» Objective
Reproduce the listing below exactly. Pictures do not belong in the copy.

» Material for the task

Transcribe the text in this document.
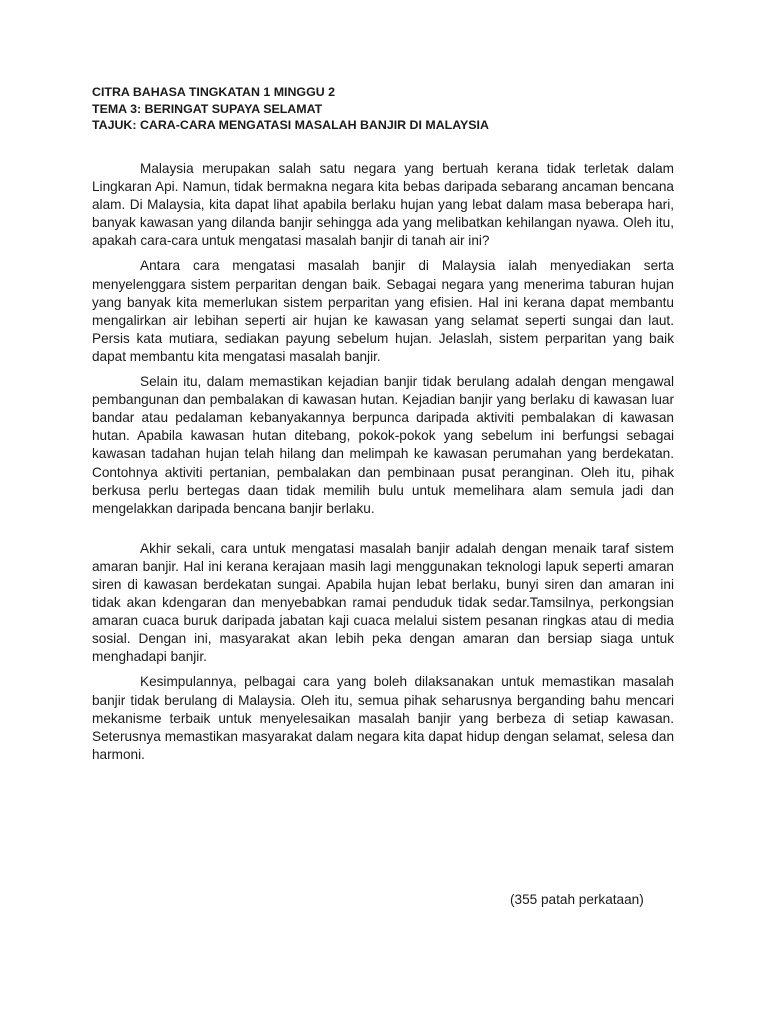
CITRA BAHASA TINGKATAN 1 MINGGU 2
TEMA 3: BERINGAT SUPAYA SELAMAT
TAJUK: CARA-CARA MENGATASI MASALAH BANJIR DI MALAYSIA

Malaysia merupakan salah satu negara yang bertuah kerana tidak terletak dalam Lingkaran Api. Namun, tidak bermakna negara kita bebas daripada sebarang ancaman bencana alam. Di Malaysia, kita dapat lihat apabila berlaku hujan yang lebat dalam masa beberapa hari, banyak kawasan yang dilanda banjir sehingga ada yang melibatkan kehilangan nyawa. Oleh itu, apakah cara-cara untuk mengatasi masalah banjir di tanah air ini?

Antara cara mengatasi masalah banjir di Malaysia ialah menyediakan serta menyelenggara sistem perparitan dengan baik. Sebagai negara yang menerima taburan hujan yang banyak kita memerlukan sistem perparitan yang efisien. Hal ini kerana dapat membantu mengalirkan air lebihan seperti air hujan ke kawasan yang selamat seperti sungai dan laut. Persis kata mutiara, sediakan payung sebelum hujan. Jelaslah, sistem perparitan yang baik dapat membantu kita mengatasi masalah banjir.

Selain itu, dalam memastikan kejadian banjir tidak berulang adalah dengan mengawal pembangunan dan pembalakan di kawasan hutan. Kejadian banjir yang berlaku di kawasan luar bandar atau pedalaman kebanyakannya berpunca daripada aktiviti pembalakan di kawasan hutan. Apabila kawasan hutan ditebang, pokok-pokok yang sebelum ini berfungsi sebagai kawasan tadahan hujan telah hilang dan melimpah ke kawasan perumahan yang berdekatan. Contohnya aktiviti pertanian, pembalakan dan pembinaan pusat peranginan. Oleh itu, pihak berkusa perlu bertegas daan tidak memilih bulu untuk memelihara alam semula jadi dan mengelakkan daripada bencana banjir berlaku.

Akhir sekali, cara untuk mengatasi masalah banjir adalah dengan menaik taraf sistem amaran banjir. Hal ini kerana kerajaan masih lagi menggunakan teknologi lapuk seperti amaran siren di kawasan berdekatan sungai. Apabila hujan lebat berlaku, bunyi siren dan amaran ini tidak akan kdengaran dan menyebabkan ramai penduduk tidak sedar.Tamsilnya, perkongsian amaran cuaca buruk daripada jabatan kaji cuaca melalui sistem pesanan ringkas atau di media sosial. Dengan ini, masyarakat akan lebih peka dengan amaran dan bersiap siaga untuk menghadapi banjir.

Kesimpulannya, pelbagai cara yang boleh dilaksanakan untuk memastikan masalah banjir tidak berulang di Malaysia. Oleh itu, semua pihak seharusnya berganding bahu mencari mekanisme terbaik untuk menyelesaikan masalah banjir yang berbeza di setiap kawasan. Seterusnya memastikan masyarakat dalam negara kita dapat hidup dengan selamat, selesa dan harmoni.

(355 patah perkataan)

» Response to this exercise
Transcribe the text in this document.
CITRA BAHASA TINGKATAN 1 MINGGU 2
TEMA 3: BERINGAT SUPAYA SELAMAT
TAJUK: CARA-CARA MENGATASI MASALAH BANJIR DI MALAYSIA

Malaysia merupakan salah satu negara yang bertuah kerana tidak terletak dalam Lingkaran Api. Namun, tidak bermakna negara kita bebas daripada sebarang ancaman bencana alam. Di Malaysia, kita dapat lihat apabila berlaku hujan yang lebat dalam masa beberapa hari, banyak kawasan yang dilanda banjir sehingga ada yang melibatkan kehilangan nyawa. Oleh itu, apakah cara-cara untuk mengatasi masalah banjir di tanah air ini?

Antara cara mengatasi masalah banjir di Malaysia ialah menyediakan serta menyelenggara sistem perparitan dengan baik. Sebagai negara yang menerima taburan hujan yang banyak kita memerlukan sistem perparitan yang efisien. Hal ini kerana dapat membantu mengalirkan air lebihan seperti air hujan ke kawasan yang selamat seperti sungai dan laut. Persis kata mutiara, sediakan payung sebelum hujan. Jelaslah, sistem perparitan yang baik dapat membantu kita mengatasi masalah banjir.

Selain itu, dalam memastikan kejadian banjir tidak berulang adalah dengan mengawal pembangunan dan pembalakan di kawasan hutan. Kejadian banjir yang berlaku di kawasan luar bandar atau pedalaman kebanyakannya berpunca daripada aktiviti pembalakan di kawasan hutan. Apabila kawasan hutan ditebang, pokok-pokok yang sebelum ini berfungsi sebagai kawasan tadahan hujan telah hilang dan melimpah ke kawasan perumahan yang berdekatan. Contohnya aktiviti pertanian, pembalakan dan pembinaan pusat peranginan. Oleh itu, pihak berkusa perlu bertegas daan tidak memilih bulu untuk memelihara alam semula jadi dan mengelakkan daripada bencana banjir berlaku.

Akhir sekali, cara untuk mengatasi masalah banjir adalah dengan menaik taraf sistem amaran banjir. Hal ini kerana kerajaan masih lagi menggunakan teknologi lapuk seperti amaran siren di kawasan berdekatan sungai. Apabila hujan lebat berlaku, bunyi siren dan amaran ini tidak akan kdengaran dan menyebabkan ramai penduduk tidak sedar.Tamsilnya, perkongsian amaran cuaca buruk daripada jabatan kaji cuaca melalui sistem pesanan ringkas atau di media sosial. Dengan ini, masyarakat akan lebih peka dengan amaran dan bersiap siaga untuk menghadapi banjir.

Kesimpulannya, pelbagai cara yang boleh dilaksanakan untuk memastikan masalah banjir tidak berulang di Malaysia. Oleh itu, semua pihak seharusnya berganding bahu mencari mekanisme terbaik untuk menyelesaikan masalah banjir yang berbeza di setiap kawasan. Seterusnya memastikan masyarakat dalam negara kita dapat hidup dengan selamat, selesa dan harmoni.

(355 patah perkataan)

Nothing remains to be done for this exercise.